WHAT THE TASK REQUIRES: Work out the number of lines with the word "seed" in the material below, then reply with that number only.

## Begin DATA TO PROCESS

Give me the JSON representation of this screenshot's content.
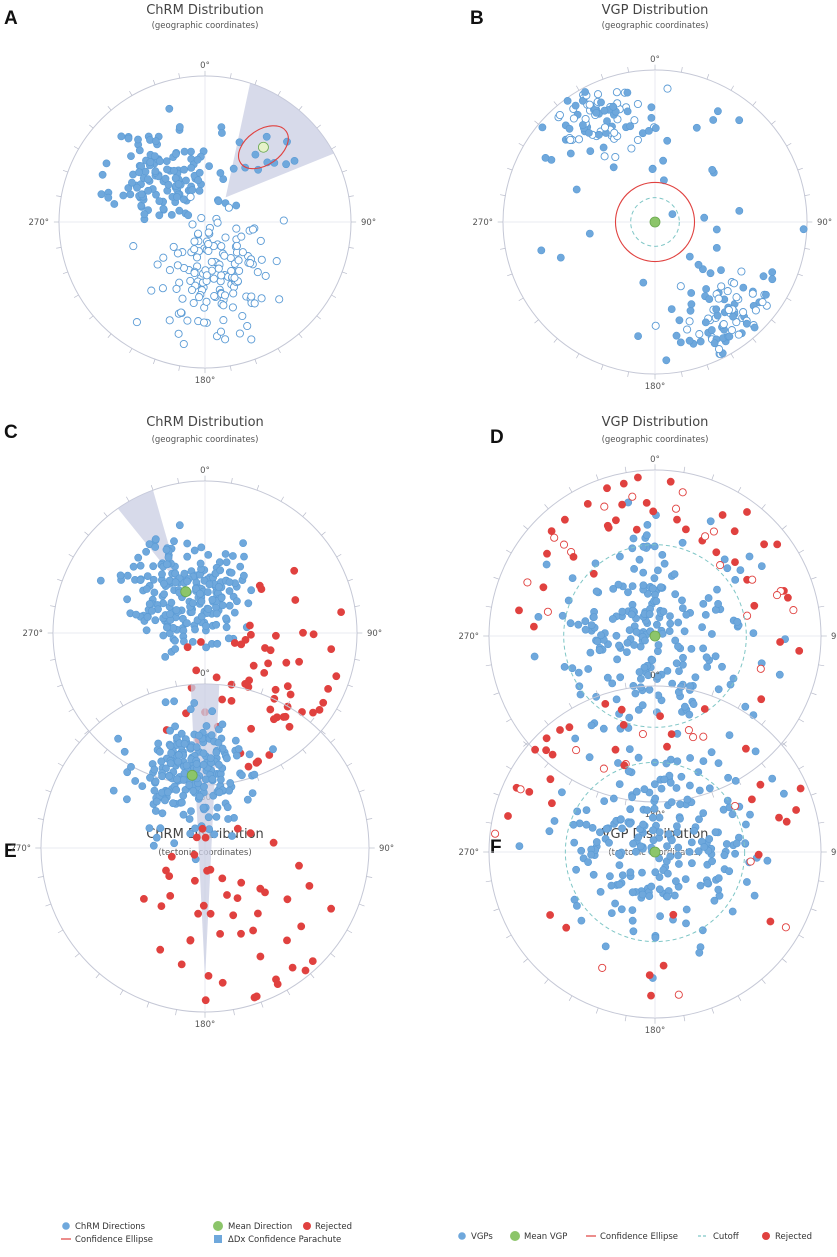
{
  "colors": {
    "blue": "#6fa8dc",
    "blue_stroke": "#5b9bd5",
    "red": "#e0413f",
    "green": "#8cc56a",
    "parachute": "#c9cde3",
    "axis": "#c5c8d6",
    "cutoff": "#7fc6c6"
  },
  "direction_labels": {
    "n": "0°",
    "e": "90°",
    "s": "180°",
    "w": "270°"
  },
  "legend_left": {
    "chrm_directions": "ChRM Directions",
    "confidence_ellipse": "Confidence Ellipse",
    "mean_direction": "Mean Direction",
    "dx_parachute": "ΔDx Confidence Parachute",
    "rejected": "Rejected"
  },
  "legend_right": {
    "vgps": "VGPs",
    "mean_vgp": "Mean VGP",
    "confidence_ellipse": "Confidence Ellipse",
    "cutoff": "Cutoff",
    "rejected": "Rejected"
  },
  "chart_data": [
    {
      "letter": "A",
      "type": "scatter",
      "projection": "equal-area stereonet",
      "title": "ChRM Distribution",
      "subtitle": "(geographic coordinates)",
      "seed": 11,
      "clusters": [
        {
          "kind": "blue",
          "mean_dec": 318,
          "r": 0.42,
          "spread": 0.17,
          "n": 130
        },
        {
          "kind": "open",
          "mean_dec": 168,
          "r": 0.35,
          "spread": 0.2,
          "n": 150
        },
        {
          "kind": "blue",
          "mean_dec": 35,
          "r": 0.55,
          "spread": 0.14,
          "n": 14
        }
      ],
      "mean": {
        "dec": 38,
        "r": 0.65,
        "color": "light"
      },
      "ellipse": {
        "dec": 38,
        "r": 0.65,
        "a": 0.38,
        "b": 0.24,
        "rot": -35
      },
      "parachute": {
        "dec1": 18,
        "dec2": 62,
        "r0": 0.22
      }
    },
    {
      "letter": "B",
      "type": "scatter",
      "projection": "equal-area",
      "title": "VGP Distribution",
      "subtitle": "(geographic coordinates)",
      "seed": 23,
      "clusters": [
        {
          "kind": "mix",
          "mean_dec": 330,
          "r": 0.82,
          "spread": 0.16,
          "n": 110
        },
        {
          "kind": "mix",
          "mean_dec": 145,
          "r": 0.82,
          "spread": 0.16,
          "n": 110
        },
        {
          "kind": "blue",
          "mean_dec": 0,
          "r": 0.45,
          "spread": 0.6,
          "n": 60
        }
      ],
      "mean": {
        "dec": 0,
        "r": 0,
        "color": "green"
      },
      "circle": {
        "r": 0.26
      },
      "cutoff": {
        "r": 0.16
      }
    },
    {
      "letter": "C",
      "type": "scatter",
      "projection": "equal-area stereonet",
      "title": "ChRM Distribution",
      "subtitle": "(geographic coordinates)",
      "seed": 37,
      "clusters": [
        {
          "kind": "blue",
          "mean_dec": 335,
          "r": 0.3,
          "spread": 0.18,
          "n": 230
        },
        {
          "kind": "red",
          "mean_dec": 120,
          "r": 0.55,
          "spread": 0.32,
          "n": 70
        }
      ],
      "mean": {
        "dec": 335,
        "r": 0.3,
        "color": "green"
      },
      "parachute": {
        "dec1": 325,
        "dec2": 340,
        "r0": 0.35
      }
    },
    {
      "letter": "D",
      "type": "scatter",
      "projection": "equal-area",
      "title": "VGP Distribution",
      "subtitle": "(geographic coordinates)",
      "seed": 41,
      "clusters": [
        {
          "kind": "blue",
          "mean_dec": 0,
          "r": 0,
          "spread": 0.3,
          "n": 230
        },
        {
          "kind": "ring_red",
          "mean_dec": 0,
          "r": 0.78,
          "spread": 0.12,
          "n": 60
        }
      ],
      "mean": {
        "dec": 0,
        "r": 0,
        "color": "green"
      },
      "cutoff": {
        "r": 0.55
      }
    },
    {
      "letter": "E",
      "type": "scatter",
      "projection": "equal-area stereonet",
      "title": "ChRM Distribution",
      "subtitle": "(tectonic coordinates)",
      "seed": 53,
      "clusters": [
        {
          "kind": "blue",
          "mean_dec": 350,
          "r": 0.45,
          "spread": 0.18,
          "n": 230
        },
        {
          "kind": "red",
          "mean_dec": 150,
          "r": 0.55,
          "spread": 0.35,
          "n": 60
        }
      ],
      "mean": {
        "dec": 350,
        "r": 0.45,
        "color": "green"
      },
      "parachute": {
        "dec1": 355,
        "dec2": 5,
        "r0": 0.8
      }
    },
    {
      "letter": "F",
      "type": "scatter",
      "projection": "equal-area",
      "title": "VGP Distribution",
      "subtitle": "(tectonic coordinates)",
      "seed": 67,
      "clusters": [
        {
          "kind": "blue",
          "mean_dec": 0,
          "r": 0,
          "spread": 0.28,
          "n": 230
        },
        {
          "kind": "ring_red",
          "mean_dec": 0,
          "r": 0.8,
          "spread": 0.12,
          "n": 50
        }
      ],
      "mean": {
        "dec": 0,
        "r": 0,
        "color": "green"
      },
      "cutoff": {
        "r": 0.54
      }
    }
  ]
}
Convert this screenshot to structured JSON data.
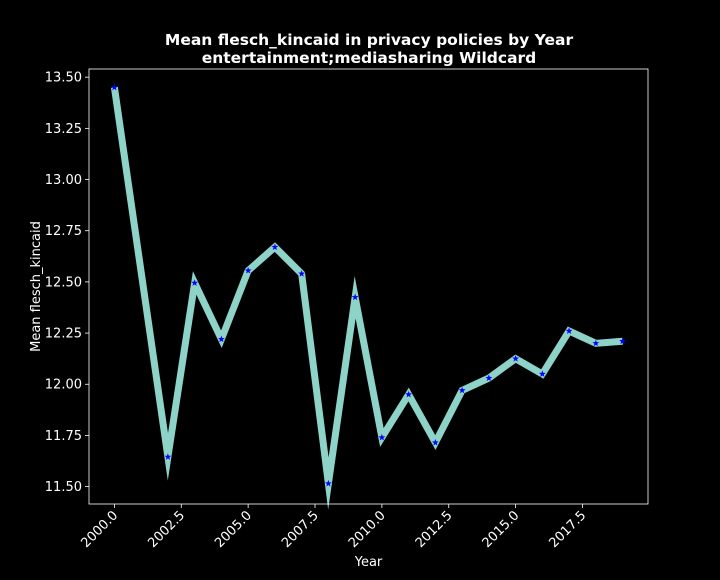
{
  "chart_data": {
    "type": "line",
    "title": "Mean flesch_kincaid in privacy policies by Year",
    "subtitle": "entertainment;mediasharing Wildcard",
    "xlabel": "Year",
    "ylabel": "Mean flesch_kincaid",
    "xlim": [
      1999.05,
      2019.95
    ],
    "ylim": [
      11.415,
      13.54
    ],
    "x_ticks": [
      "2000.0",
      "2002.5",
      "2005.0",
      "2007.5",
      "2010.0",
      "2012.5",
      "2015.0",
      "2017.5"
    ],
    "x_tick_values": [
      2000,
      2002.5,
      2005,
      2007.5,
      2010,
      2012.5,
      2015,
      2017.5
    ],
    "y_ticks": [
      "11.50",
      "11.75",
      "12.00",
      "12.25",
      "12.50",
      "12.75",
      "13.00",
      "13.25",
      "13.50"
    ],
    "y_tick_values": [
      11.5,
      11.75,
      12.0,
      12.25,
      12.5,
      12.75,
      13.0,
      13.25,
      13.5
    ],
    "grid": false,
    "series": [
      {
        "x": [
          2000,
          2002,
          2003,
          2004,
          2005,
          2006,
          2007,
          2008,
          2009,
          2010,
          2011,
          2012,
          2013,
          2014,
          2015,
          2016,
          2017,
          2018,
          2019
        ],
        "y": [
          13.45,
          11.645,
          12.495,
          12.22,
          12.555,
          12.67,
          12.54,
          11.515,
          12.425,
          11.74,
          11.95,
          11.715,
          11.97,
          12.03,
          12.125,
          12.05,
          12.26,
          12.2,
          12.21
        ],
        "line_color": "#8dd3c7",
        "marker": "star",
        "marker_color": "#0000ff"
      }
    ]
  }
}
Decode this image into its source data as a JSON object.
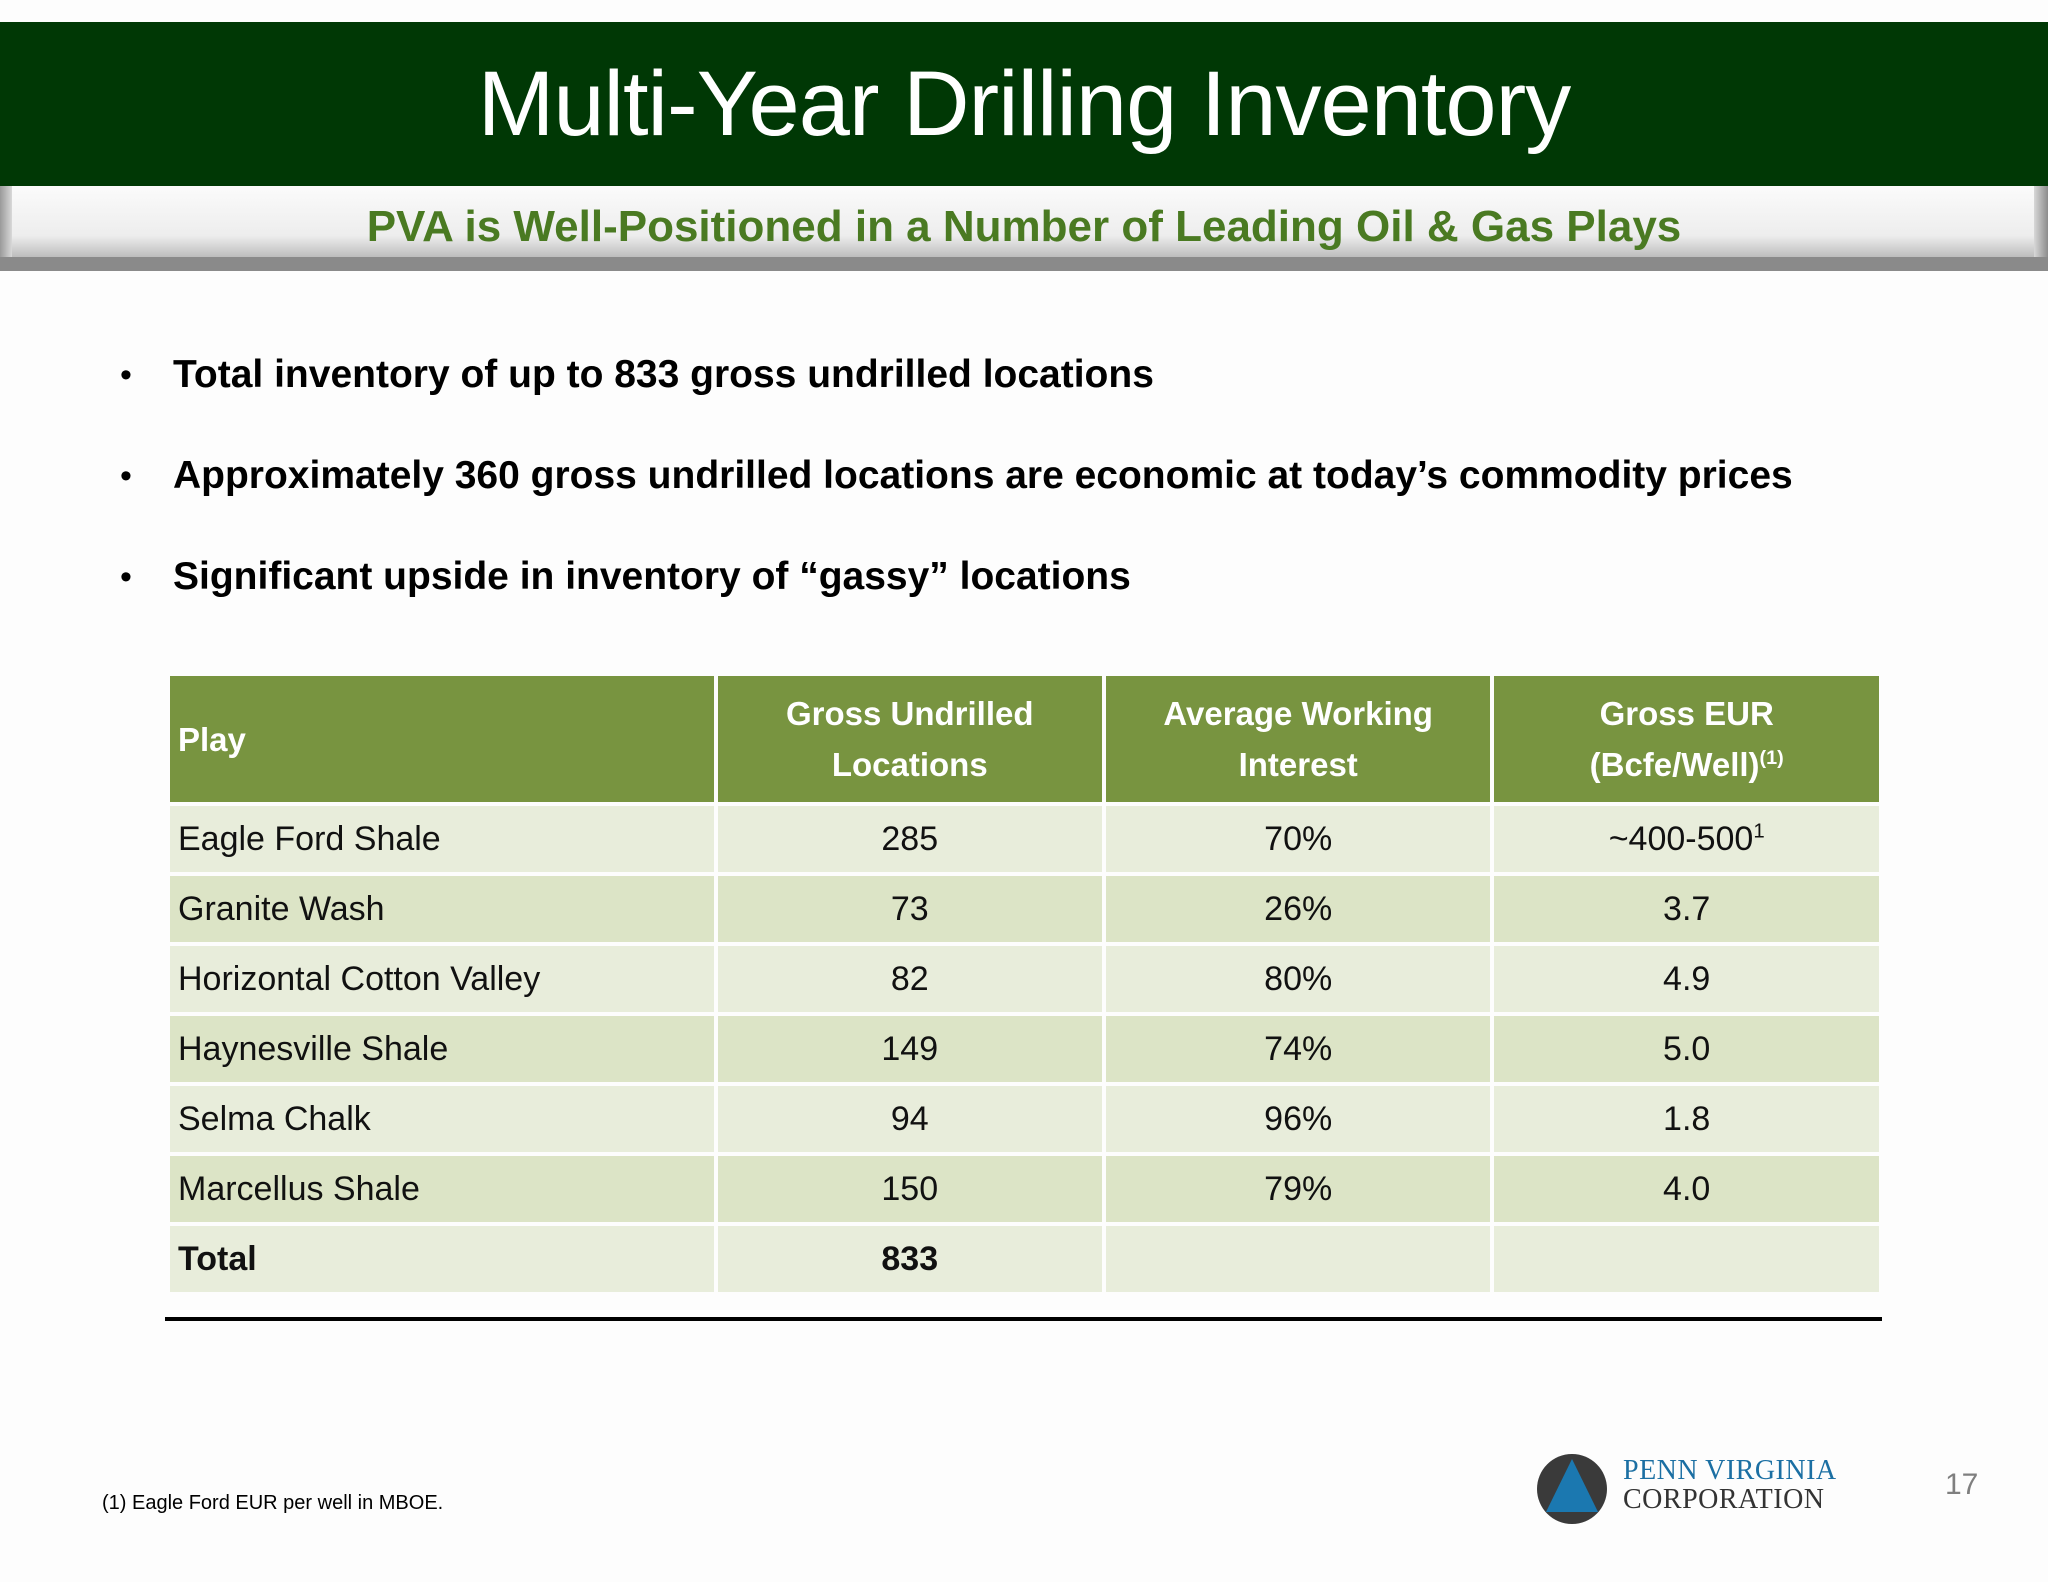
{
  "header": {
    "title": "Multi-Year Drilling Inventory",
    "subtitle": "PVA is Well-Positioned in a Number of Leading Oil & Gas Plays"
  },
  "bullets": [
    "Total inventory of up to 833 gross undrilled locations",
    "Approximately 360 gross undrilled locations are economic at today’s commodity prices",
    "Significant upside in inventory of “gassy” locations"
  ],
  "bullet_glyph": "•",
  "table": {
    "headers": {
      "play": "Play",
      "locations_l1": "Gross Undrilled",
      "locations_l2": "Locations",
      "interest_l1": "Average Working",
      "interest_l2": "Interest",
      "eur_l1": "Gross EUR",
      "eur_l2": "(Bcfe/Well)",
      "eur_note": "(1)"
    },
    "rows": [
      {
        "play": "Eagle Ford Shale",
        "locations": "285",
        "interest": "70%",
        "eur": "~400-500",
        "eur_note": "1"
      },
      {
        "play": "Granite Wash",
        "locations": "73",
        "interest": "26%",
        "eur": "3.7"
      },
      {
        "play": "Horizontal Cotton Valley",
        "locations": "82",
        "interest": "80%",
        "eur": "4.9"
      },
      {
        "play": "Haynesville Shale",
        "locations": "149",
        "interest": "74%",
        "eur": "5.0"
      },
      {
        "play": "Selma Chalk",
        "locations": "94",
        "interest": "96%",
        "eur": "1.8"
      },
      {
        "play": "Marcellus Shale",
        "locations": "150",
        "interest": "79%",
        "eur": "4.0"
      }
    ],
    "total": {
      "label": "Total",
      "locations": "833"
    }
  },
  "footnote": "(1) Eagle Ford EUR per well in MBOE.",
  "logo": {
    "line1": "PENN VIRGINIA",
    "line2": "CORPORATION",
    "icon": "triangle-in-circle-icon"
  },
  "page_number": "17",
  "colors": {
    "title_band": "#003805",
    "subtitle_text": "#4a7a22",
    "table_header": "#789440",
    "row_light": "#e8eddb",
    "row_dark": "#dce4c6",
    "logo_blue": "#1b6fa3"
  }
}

## End DATA TO PROCESS

TASK RESULT: 6